[BEGIN]

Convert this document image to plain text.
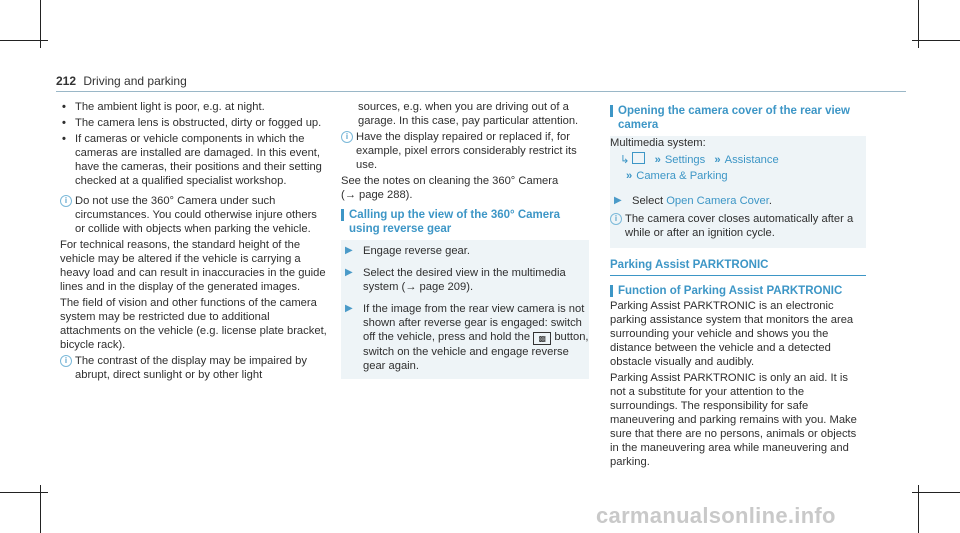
212 Driving and parking
• The ambient light is poor, e.g. at night.
• The camera lens is obstructed, dirty or fogged up.
• If cameras or vehicle components in which the cameras are installed are damaged. In this event, have the cameras, their positions and their setting checked at a qualified specialist workshop.
i Do not use the 360° Camera under such circumstances. You could otherwise injure others or collide with objects when parking the vehicle.

For technical reasons, the standard height of the vehicle may be altered if the vehicle is carrying a heavy load and can result in inaccuracies in the guide lines and in the display of the generated images.

The field of vision and other functions of the camera system may be restricted due to additional attachments on the vehicle (e.g. license plate bracket, bicycle rack).

i The contrast of the display may be impaired by abrupt, direct sunlight or by other light

sources, e.g. when you are driving out of a garage. In this case, pay particular attention.

i Have the display repaired or replaced if, for example, pixel errors considerably restrict its use.

See the notes on cleaning the 360° Camera
(→ page 288).

Calling up the view of the 360° Camera using reverse gear
▶ Engage reverse gear.
▶ Select the desired view in the multimedia system (→ page 209).
▶ If the image from the rear view camera is not shown after reverse gear is engaged: switch off the vehicle, press and hold the ▩ button, switch on the vehicle and engage reverse gear again.
Opening the camera cover of the rear view camera

Multimedia system:

↳ » Settings » Assistance
» Camera & Parking
▶ Select Open Camera Cover.
i The camera cover closes automatically after a while or after an ignition cycle.
Parking Assist PARKTRONIC
Function of Parking Assist PARKTRONIC

Parking Assist PARKTRONIC is an electronic parking assistance system that monitors the area surrounding your vehicle and shows you the distance between the vehicle and a detected obstacle visually and audibly.

Parking Assist PARKTRONIC is only an aid. It is not a substitute for your attention to the surroundings. The responsibility for safe maneuvering and parking remains with you. Make sure that there are no persons, animals or objects in the maneuvering area while maneuvering and parking.

carmanualsonline.info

[END]

What you are asked to do: Copy each line of the data above that holds "view".

Result of this task:
Calling up the view of the 360° Camera using reverse gear
▶ Select the desired view in the multimedia system (→ page 209).
▶ If the image from the rear view camera is not shown after reverse gear is engaged: switch off the vehicle, press and hold the ▩ button, switch on the vehicle and engage reverse gear again.
Opening the camera cover of the rear view camera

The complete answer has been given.